* _DATA FOR PROCESSING_
-- Start --

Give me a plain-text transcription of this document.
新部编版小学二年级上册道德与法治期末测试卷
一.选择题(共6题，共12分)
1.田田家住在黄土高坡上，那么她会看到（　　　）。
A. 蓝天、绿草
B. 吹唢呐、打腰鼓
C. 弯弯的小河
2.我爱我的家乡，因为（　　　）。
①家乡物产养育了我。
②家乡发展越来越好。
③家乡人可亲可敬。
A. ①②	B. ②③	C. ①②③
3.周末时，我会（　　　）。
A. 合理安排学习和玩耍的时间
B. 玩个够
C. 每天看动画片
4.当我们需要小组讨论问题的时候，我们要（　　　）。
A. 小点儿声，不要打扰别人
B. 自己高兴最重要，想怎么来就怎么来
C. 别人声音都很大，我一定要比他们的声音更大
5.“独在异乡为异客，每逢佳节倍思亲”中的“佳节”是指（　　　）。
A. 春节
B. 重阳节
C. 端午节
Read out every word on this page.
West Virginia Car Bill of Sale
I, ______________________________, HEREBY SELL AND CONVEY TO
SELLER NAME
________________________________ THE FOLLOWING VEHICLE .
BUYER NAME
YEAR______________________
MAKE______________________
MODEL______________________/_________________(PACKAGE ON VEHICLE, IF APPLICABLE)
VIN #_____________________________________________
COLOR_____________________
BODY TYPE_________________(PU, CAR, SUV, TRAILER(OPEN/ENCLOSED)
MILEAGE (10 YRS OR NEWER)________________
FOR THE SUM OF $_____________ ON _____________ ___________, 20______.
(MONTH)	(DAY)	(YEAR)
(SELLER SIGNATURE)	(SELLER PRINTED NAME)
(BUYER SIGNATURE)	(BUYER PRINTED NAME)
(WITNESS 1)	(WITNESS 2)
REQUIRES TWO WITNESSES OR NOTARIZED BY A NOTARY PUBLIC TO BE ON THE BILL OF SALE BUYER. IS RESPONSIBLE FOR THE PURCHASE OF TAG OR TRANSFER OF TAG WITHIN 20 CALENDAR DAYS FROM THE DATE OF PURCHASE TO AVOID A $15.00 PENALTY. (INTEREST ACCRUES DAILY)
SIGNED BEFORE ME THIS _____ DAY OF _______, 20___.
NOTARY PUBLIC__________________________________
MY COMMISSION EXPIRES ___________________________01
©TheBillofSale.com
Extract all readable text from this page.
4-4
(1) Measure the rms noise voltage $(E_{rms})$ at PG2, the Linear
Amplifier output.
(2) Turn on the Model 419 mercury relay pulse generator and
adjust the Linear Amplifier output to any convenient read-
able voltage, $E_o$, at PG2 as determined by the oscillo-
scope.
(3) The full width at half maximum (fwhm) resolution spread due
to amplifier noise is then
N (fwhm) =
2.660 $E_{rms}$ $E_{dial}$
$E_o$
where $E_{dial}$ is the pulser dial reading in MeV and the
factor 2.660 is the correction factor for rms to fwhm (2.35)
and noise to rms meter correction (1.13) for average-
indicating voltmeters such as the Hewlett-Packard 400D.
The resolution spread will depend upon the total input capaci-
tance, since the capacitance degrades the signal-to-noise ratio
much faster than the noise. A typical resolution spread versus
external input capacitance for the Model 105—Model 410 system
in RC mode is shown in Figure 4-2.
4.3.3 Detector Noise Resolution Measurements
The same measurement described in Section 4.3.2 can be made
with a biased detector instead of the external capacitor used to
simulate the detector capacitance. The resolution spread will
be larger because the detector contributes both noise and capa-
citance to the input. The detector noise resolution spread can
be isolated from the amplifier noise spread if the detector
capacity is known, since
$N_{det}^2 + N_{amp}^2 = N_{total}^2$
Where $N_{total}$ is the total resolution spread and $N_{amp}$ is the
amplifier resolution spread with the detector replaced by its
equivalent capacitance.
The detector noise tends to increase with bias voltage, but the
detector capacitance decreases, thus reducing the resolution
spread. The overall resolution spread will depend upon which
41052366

-- End --

* _CHALLENGE_
Output every entry shown above, exactly.

* _SOLUTION TO THIS PROBLEM_
Give me a plain-text transcription of this document.
新部编版小学二年级上册道德与法治期末测试卷
一.选择题(共6题，共12分)
1.田田家住在黄土高坡上，那么她会看到（　　　）。
A. 蓝天、绿草
B. 吹唢呐、打腰鼓
C. 弯弯的小河
2.我爱我的家乡，因为（　　　）。
①家乡物产养育了我。
②家乡发展越来越好。
③家乡人可亲可敬。
A. ①②	B. ②③	C. ①②③
3.周末时，我会（　　　）。
A. 合理安排学习和玩耍的时间
B. 玩个够
C. 每天看动画片
4.当我们需要小组讨论问题的时候，我们要（　　　）。
A. 小点儿声，不要打扰别人
B. 自己高兴最重要，想怎么来就怎么来
C. 别人声音都很大，我一定要比他们的声音更大
5.“独在异乡为异客，每逢佳节倍思亲”中的“佳节”是指（　　　）。
A. 春节
B. 重阳节
C. 端午节
Read out every word on this page.
West Virginia Car Bill of Sale
I, ______________________________, HEREBY SELL AND CONVEY TO
SELLER NAME
________________________________ THE FOLLOWING VEHICLE .
BUYER NAME
YEAR______________________
MAKE______________________
MODEL______________________/_________________(PACKAGE ON VEHICLE, IF APPLICABLE)
VIN #_____________________________________________
COLOR_____________________
BODY TYPE_________________(PU, CAR, SUV, TRAILER(OPEN/ENCLOSED)
MILEAGE (10 YRS OR NEWER)________________
FOR THE SUM OF $_____________ ON _____________ ___________, 20______.
(MONTH)	(DAY)	(YEAR)
(SELLER SIGNATURE)	(SELLER PRINTED NAME)
(BUYER SIGNATURE)	(BUYER PRINTED NAME)
(WITNESS 1)	(WITNESS 2)
REQUIRES TWO WITNESSES OR NOTARIZED BY A NOTARY PUBLIC TO BE ON THE BILL OF SALE BUYER. IS RESPONSIBLE FOR THE PURCHASE OF TAG OR TRANSFER OF TAG WITHIN 20 CALENDAR DAYS FROM THE DATE OF PURCHASE TO AVOID A $15.00 PENALTY. (INTEREST ACCRUES DAILY)
SIGNED BEFORE ME THIS _____ DAY OF _______, 20___.
NOTARY PUBLIC__________________________________
MY COMMISSION EXPIRES ___________________________01
©TheBillofSale.com
Extract all readable text from this page.
4-4
(1) Measure the rms noise voltage $(E_{rms})$ at PG2, the Linear
Amplifier output.
(2) Turn on the Model 419 mercury relay pulse generator and
adjust the Linear Amplifier output to any convenient read-
able voltage, $E_o$, at PG2 as determined by the oscillo-
scope.
(3) The full width at half maximum (fwhm) resolution spread due
to amplifier noise is then
N (fwhm) =
2.660 $E_{rms}$ $E_{dial}$
$E_o$
where $E_{dial}$ is the pulser dial reading in MeV and the
factor 2.660 is the correction factor for rms to fwhm (2.35)
and noise to rms meter correction (1.13) for average-
indicating voltmeters such as the Hewlett-Packard 400D.
The resolution spread will depend upon the total input capaci-
tance, since the capacitance degrades the signal-to-noise ratio
much faster than the noise. A typical resolution spread versus
external input capacitance for the Model 105—Model 410 system
in RC mode is shown in Figure 4-2.
4.3.3 Detector Noise Resolution Measurements
The same measurement described in Section 4.3.2 can be made
with a biased detector instead of the external capacitor used to
simulate the detector capacitance. The resolution spread will
be larger because the detector contributes both noise and capa-
citance to the input. The detector noise resolution spread can
be isolated from the amplifier noise spread if the detector
capacity is known, since
$N_{det}^2 + N_{amp}^2 = N_{total}^2$
Where $N_{total}$ is the total resolution spread and $N_{amp}$ is the
amplifier resolution spread with the detector replaced by its
equivalent capacitance.
The detector noise tends to increase with bias voltage, but the
detector capacitance decreases, thus reducing the resolution
spread. The overall resolution spread will depend upon which
41052366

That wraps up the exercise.